(Data listing)
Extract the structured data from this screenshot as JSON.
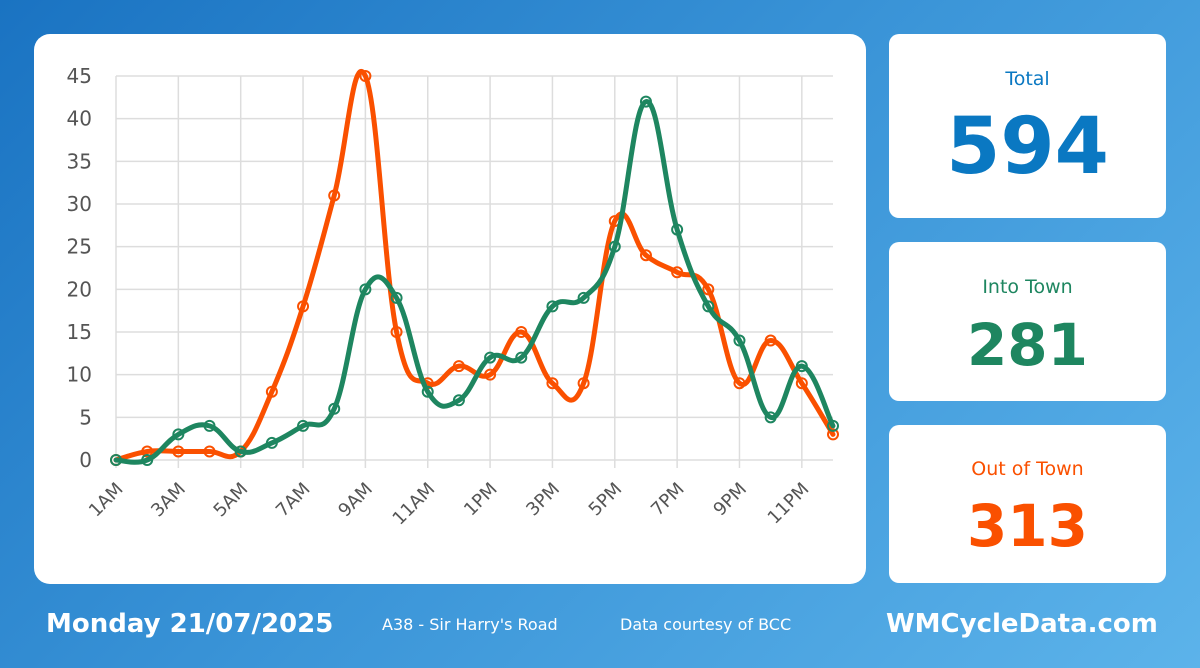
{
  "colors": {
    "total": "#0a78c2",
    "into_town": "#1e8660",
    "out_of_town": "#fa5000"
  },
  "stats": {
    "total": {
      "label": "Total",
      "value": "594"
    },
    "into_town": {
      "label": "Into Town",
      "value": "281"
    },
    "out_of_town": {
      "label": "Out of Town",
      "value": "313"
    }
  },
  "footer": {
    "date": "Monday 21/07/2025",
    "road": "A38 - Sir Harry's Road",
    "credit": "Data courtesy of BCC",
    "site": "WMCycleData.com"
  },
  "chart_data": {
    "type": "line",
    "categories": [
      "1AM",
      "2AM",
      "3AM",
      "4AM",
      "5AM",
      "6AM",
      "7AM",
      "8AM",
      "9AM",
      "10AM",
      "11AM",
      "12PM",
      "1PM",
      "2PM",
      "3PM",
      "4PM",
      "5PM",
      "6PM",
      "7PM",
      "8PM",
      "9PM",
      "10PM",
      "11PM",
      "12AM"
    ],
    "x_tick_labels": [
      "1AM",
      "3AM",
      "5AM",
      "7AM",
      "9AM",
      "11AM",
      "1PM",
      "3PM",
      "5PM",
      "7PM",
      "9PM",
      "11PM"
    ],
    "y_ticks": [
      0,
      5,
      10,
      15,
      20,
      25,
      30,
      35,
      40,
      45
    ],
    "ylim": [
      0,
      45
    ],
    "grid": true,
    "series": [
      {
        "key": "out_of_town",
        "color": "#fa5000",
        "values": [
          0,
          1,
          1,
          1,
          1,
          8,
          18,
          31,
          45,
          15,
          9,
          11,
          10,
          15,
          9,
          9,
          28,
          24,
          22,
          20,
          9,
          14,
          9,
          3
        ]
      },
      {
        "key": "into_town",
        "color": "#1e8660",
        "values": [
          0,
          0,
          3,
          4,
          1,
          2,
          4,
          6,
          20,
          19,
          8,
          7,
          12,
          12,
          18,
          19,
          25,
          42,
          27,
          18,
          14,
          5,
          11,
          4
        ]
      }
    ]
  }
}
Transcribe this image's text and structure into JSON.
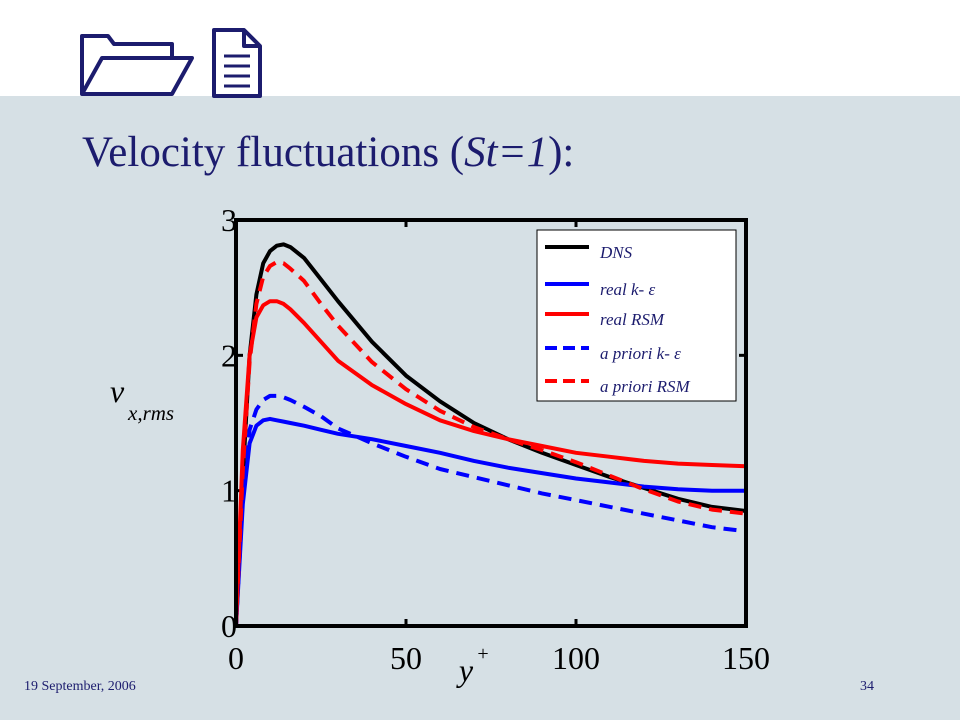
{
  "slide": {
    "title_prefix": "Velocity fluctuations (",
    "title_italic": "St=1",
    "title_suffix": "):",
    "footer_date": "19 September, 2006",
    "page_number": "34",
    "background_color": "#d6e0e5",
    "title_color": "#1c1c6e",
    "logo_icons": [
      "folder-icon",
      "document-icon"
    ]
  },
  "chart_data": {
    "type": "line",
    "xlabel": "y",
    "xlabel_superscript": "+",
    "ylabel": "v",
    "ylabel_subscript": "x,rms",
    "xlim": [
      0,
      150
    ],
    "ylim": [
      0,
      3
    ],
    "xticks": [
      "0",
      "50",
      "100",
      "150"
    ],
    "yticks": [
      "0",
      "1",
      "2",
      "3"
    ],
    "grid": false,
    "legend_position": "top-right",
    "series": [
      {
        "name": "DNS",
        "color": "#000000",
        "dash": "solid",
        "x": [
          0,
          2,
          4,
          6,
          8,
          10,
          12,
          14,
          16,
          20,
          25,
          30,
          40,
          50,
          60,
          70,
          80,
          90,
          100,
          110,
          120,
          130,
          140,
          150
        ],
        "y": [
          0,
          1.1,
          2.0,
          2.45,
          2.68,
          2.77,
          2.81,
          2.82,
          2.8,
          2.72,
          2.56,
          2.4,
          2.1,
          1.85,
          1.66,
          1.5,
          1.38,
          1.28,
          1.19,
          1.1,
          1.02,
          0.94,
          0.88,
          0.85
        ]
      },
      {
        "name": "real k- ε",
        "color": "#0000ff",
        "dash": "solid",
        "x": [
          0,
          2,
          4,
          6,
          8,
          10,
          12,
          14,
          16,
          20,
          25,
          30,
          40,
          50,
          60,
          70,
          80,
          90,
          100,
          110,
          120,
          130,
          140,
          150
        ],
        "y": [
          0,
          0.9,
          1.35,
          1.48,
          1.52,
          1.53,
          1.52,
          1.51,
          1.5,
          1.48,
          1.45,
          1.42,
          1.38,
          1.33,
          1.28,
          1.22,
          1.17,
          1.13,
          1.09,
          1.06,
          1.03,
          1.01,
          1.0,
          1.0
        ]
      },
      {
        "name": "real RSM",
        "color": "#ff0000",
        "dash": "solid",
        "x": [
          0,
          2,
          4,
          6,
          8,
          10,
          12,
          14,
          16,
          20,
          25,
          30,
          40,
          50,
          60,
          70,
          80,
          90,
          100,
          110,
          120,
          130,
          140,
          150
        ],
        "y": [
          0,
          1.3,
          2.0,
          2.28,
          2.37,
          2.4,
          2.4,
          2.38,
          2.34,
          2.24,
          2.1,
          1.96,
          1.78,
          1.64,
          1.52,
          1.44,
          1.38,
          1.33,
          1.28,
          1.25,
          1.22,
          1.2,
          1.19,
          1.18
        ]
      },
      {
        "name": "a priori k- ε",
        "color": "#0000ff",
        "dash": "dashed",
        "x": [
          0,
          2,
          4,
          6,
          8,
          10,
          12,
          14,
          16,
          20,
          25,
          30,
          40,
          50,
          60,
          70,
          80,
          90,
          100,
          110,
          120,
          130,
          140,
          150
        ],
        "y": [
          0,
          0.95,
          1.45,
          1.6,
          1.67,
          1.7,
          1.7,
          1.69,
          1.67,
          1.62,
          1.55,
          1.46,
          1.35,
          1.25,
          1.16,
          1.1,
          1.04,
          0.98,
          0.93,
          0.88,
          0.83,
          0.78,
          0.73,
          0.7
        ]
      },
      {
        "name": "a priori RSM",
        "color": "#ff0000",
        "dash": "dashed",
        "x": [
          0,
          2,
          4,
          6,
          8,
          10,
          12,
          14,
          16,
          20,
          25,
          30,
          40,
          50,
          60,
          70,
          80,
          90,
          100,
          110,
          120,
          130,
          140,
          150
        ],
        "y": [
          0,
          1.15,
          1.95,
          2.38,
          2.58,
          2.66,
          2.69,
          2.68,
          2.64,
          2.55,
          2.38,
          2.22,
          1.95,
          1.75,
          1.59,
          1.47,
          1.38,
          1.3,
          1.21,
          1.11,
          1.01,
          0.92,
          0.86,
          0.83
        ]
      }
    ]
  }
}
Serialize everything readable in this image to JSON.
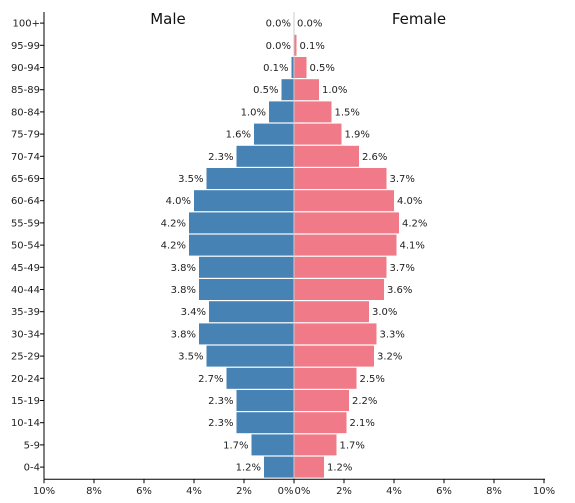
{
  "chart_data": {
    "type": "bar",
    "orientation": "horizontal-pyramid",
    "male_title": "Male",
    "female_title": "Female",
    "categories": [
      "0-4",
      "5-9",
      "10-14",
      "15-19",
      "20-24",
      "25-29",
      "30-34",
      "35-39",
      "40-44",
      "45-49",
      "50-54",
      "55-59",
      "60-64",
      "65-69",
      "70-74",
      "75-79",
      "80-84",
      "85-89",
      "90-94",
      "95-99",
      "100+"
    ],
    "series": [
      {
        "name": "Male",
        "color": "#4682b4",
        "values": [
          1.2,
          1.7,
          2.3,
          2.3,
          2.7,
          3.5,
          3.8,
          3.4,
          3.8,
          3.8,
          4.2,
          4.2,
          4.0,
          3.5,
          2.3,
          1.6,
          1.0,
          0.5,
          0.1,
          0.0,
          0.0
        ],
        "labels": [
          "1.2%",
          "1.7%",
          "2.3%",
          "2.3%",
          "2.7%",
          "3.5%",
          "3.8%",
          "3.4%",
          "3.8%",
          "3.8%",
          "4.2%",
          "4.2%",
          "4.0%",
          "3.5%",
          "2.3%",
          "1.6%",
          "1.0%",
          "0.5%",
          "0.1%",
          "0.0%",
          "0.0%"
        ]
      },
      {
        "name": "Female",
        "color": "#f07a87",
        "values": [
          1.2,
          1.7,
          2.1,
          2.2,
          2.5,
          3.2,
          3.3,
          3.0,
          3.6,
          3.7,
          4.1,
          4.2,
          4.0,
          3.7,
          2.6,
          1.9,
          1.5,
          1.0,
          0.5,
          0.1,
          0.0
        ],
        "labels": [
          "1.2%",
          "1.7%",
          "2.1%",
          "2.2%",
          "2.5%",
          "3.2%",
          "3.3%",
          "3.0%",
          "3.6%",
          "3.7%",
          "4.1%",
          "4.2%",
          "4.0%",
          "3.7%",
          "2.6%",
          "1.9%",
          "1.5%",
          "1.0%",
          "0.5%",
          "0.1%",
          "0.0%"
        ]
      }
    ],
    "x_ticks_left": [
      "10%",
      "8%",
      "6%",
      "4%",
      "2%",
      "0%"
    ],
    "x_ticks_right": [
      "0%",
      "2%",
      "4%",
      "6%",
      "8%",
      "10%"
    ],
    "xlim": [
      0,
      10
    ]
  }
}
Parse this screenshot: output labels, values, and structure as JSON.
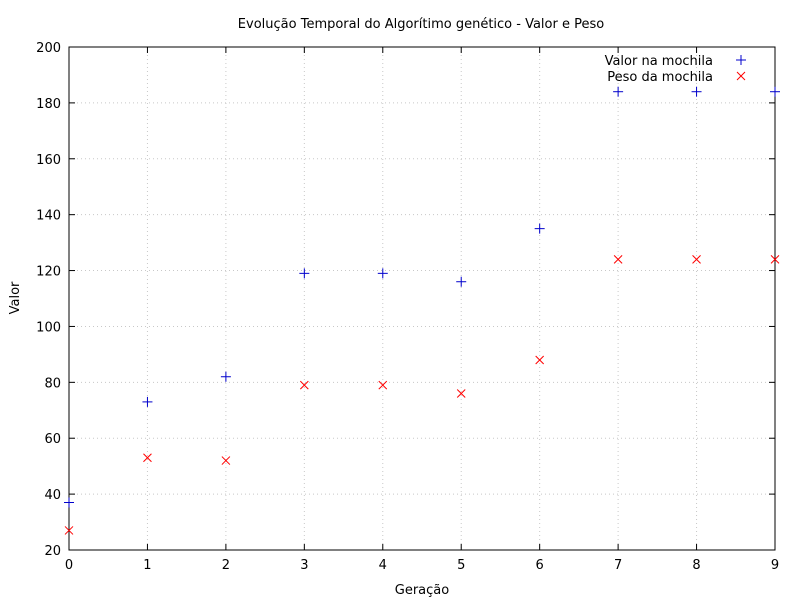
{
  "chart_data": {
    "type": "scatter",
    "title": "Evolução Temporal do Algorítimo genético - Valor e Peso",
    "xlabel": "Geração",
    "ylabel": "Valor",
    "xlim": [
      0,
      9
    ],
    "ylim": [
      20,
      200
    ],
    "xticks": [
      "0",
      "1",
      "2",
      "3",
      "4",
      "5",
      "6",
      "7",
      "8",
      "9"
    ],
    "yticks": [
      "20",
      "40",
      "60",
      "80",
      "100",
      "120",
      "140",
      "160",
      "180",
      "200"
    ],
    "grid": true,
    "legend_position": "top-right",
    "x": [
      0,
      1,
      2,
      3,
      4,
      5,
      6,
      7,
      8,
      9
    ],
    "series": [
      {
        "name": "Valor na mochila",
        "marker": "plus",
        "color": "#0000cc",
        "values": [
          37,
          73,
          82,
          119,
          119,
          116,
          135,
          184,
          184,
          184
        ]
      },
      {
        "name": "Peso da mochila",
        "marker": "cross",
        "color": "#ff0000",
        "values": [
          27,
          53,
          52,
          79,
          79,
          76,
          88,
          124,
          124,
          124
        ]
      }
    ]
  }
}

*PROBLEM TO WORK ON*
Every line from the one containing "Parse this screenshot: output" through the last line of the data is to be retyped exactly, with nothing added and no pictures included.

*SOLUTION TO THIS EXERCISE*
Parse this screenshot: output labels, values, and structure as JSON.
{
  "chart_data": {
    "type": "scatter",
    "title": "Evolução Temporal do Algorítimo genético - Valor e Peso",
    "xlabel": "Geração",
    "ylabel": "Valor",
    "xlim": [
      0,
      9
    ],
    "ylim": [
      20,
      200
    ],
    "xticks": [
      "0",
      "1",
      "2",
      "3",
      "4",
      "5",
      "6",
      "7",
      "8",
      "9"
    ],
    "yticks": [
      "20",
      "40",
      "60",
      "80",
      "100",
      "120",
      "140",
      "160",
      "180",
      "200"
    ],
    "grid": true,
    "legend_position": "top-right",
    "x": [
      0,
      1,
      2,
      3,
      4,
      5,
      6,
      7,
      8,
      9
    ],
    "series": [
      {
        "name": "Valor na mochila",
        "marker": "plus",
        "color": "#0000cc",
        "values": [
          37,
          73,
          82,
          119,
          119,
          116,
          135,
          184,
          184,
          184
        ]
      },
      {
        "name": "Peso da mochila",
        "marker": "cross",
        "color": "#ff0000",
        "values": [
          27,
          53,
          52,
          79,
          79,
          76,
          88,
          124,
          124,
          124
        ]
      }
    ]
  }
}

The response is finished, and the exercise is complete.